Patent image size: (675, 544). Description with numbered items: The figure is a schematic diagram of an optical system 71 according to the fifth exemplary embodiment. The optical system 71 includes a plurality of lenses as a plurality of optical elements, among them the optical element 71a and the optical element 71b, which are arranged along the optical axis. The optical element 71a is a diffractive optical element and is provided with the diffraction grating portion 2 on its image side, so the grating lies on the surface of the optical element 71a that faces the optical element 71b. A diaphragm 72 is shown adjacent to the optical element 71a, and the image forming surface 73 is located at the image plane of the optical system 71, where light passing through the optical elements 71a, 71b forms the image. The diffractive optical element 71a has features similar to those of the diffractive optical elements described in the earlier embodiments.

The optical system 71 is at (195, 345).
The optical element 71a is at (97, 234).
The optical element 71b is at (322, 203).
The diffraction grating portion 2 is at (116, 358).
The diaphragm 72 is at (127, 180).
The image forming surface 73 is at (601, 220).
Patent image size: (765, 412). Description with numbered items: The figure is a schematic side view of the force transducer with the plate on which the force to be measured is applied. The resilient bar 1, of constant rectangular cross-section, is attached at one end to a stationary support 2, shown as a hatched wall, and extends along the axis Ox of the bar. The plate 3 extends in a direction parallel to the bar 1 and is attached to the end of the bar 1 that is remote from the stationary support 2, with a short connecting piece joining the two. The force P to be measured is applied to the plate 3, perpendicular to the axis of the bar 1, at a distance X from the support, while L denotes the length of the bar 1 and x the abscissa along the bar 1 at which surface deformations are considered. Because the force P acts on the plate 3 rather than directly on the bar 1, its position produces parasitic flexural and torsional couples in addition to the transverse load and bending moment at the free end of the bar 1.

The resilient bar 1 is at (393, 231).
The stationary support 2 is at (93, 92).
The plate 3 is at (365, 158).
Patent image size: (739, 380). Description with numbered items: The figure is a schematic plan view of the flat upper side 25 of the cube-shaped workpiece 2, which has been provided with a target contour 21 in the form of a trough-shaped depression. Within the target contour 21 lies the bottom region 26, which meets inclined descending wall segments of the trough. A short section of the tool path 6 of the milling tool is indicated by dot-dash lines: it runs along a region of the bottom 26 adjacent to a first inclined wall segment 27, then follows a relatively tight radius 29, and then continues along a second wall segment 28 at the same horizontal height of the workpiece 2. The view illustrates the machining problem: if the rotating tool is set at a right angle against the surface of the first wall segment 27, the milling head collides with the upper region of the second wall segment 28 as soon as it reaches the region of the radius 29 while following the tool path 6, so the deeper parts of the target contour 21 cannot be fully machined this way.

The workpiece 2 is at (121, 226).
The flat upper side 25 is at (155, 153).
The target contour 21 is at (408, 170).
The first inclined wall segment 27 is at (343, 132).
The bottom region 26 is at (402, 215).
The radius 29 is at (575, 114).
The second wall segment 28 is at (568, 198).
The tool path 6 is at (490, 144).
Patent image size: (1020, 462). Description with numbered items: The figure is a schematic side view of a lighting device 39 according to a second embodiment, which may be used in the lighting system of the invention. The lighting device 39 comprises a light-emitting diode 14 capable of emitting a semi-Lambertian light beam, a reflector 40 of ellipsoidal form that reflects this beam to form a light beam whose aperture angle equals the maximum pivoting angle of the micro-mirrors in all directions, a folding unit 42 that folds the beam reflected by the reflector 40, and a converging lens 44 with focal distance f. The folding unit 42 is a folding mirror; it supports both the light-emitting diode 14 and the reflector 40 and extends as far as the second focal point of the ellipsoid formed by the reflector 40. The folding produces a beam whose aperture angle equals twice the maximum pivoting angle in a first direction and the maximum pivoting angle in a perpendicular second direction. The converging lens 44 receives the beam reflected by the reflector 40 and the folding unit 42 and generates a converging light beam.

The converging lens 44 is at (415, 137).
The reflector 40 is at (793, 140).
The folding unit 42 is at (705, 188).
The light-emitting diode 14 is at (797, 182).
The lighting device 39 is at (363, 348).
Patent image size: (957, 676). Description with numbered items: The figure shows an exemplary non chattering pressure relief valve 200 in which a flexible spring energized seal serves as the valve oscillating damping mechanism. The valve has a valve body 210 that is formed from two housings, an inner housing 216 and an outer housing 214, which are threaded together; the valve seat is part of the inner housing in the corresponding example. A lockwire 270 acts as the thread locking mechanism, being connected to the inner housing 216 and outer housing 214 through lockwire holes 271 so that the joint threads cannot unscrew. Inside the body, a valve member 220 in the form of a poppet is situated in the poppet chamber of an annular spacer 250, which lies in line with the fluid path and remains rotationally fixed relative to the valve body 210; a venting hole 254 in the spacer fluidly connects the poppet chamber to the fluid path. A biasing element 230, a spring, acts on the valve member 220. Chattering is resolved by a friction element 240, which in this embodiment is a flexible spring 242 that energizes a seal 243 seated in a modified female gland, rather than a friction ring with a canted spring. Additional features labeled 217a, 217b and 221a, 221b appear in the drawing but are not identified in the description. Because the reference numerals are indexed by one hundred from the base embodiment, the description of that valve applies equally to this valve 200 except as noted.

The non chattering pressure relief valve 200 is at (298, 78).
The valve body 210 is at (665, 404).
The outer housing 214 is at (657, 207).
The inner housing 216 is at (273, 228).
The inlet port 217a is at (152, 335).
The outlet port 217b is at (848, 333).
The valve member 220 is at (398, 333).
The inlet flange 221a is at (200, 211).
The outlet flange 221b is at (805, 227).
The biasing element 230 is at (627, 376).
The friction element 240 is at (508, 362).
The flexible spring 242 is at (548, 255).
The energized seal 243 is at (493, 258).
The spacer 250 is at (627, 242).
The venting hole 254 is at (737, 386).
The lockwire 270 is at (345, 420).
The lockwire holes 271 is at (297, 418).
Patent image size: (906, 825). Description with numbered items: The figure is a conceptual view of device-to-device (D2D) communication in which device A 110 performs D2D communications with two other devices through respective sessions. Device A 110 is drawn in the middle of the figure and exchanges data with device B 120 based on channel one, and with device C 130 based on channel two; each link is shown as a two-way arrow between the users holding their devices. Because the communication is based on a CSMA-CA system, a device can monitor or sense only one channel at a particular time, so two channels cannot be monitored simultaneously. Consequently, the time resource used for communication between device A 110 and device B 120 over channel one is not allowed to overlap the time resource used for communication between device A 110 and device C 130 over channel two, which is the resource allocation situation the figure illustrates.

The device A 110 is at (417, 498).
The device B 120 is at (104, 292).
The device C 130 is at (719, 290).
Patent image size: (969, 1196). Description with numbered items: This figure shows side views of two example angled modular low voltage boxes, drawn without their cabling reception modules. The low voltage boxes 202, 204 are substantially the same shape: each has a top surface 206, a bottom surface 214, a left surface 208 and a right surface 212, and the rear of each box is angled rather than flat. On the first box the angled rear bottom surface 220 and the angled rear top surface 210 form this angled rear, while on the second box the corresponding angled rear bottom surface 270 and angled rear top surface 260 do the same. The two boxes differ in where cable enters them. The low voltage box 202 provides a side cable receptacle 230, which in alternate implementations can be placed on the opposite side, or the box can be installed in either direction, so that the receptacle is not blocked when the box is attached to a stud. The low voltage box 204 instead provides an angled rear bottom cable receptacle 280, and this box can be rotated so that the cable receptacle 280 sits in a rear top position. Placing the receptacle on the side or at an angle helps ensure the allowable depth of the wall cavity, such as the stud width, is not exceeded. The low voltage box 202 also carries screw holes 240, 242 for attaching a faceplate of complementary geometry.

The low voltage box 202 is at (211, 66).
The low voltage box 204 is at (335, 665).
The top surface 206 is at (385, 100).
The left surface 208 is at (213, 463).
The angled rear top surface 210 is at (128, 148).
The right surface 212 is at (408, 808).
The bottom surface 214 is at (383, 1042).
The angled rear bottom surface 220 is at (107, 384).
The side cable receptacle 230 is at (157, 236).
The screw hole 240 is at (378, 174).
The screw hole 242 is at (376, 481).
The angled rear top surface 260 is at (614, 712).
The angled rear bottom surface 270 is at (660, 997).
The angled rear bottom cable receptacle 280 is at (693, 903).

━━━━━━━━━━━━━━━━━━━━━━━━━━━━━━

GOAL ▸ Copy out the lines above, word for word, from the line containing "Patent image size: (957, 676)." through the line containing "The inner housing 216 is at (273, 228).", keeping both of those lines.

OUTPUT ▸
Patent image size: (957, 676). Description with numbered items: The figure shows an exemplary non chattering pressure relief valve 200 in which a flexible spring energized seal serves as the valve oscillating damping mechanism. The valve has a valve body 210 that is formed from two housings, an inner housing 216 and an outer housing 214, which are threaded together; the valve seat is part of the inner housing in the corresponding example. A lockwire 270 acts as the thread locking mechanism, being connected to the inner housing 216 and outer housing 214 through lockwire holes 271 so that the joint threads cannot unscrew. Inside the body, a valve member 220 in the form of a poppet is situated in the poppet chamber of an annular spacer 250, which lies in line with the fluid path and remains rotationally fixed relative to the valve body 210; a venting hole 254 in the spacer fluidly connects the poppet chamber to the fluid path. A biasing element 230, a spring, acts on the valve member 220. Chattering is resolved by a friction element 240, which in this embodiment is a flexible spring 242 that energizes a seal 243 seated in a modified female gland, rather than a friction ring with a canted spring. Additional features labeled 217a, 217b and 221a, 221b appear in the drawing but are not identified in the description. Because the reference numerals are indexed by one hundred from the base embodiment, the description of that valve applies equally to this valve 200 except as noted.

The non chattering pressure relief valve 200 is at (298, 78).
The valve body 210 is at (665, 404).
The outer housing 214 is at (657, 207).
The inner housing 216 is at (273, 228).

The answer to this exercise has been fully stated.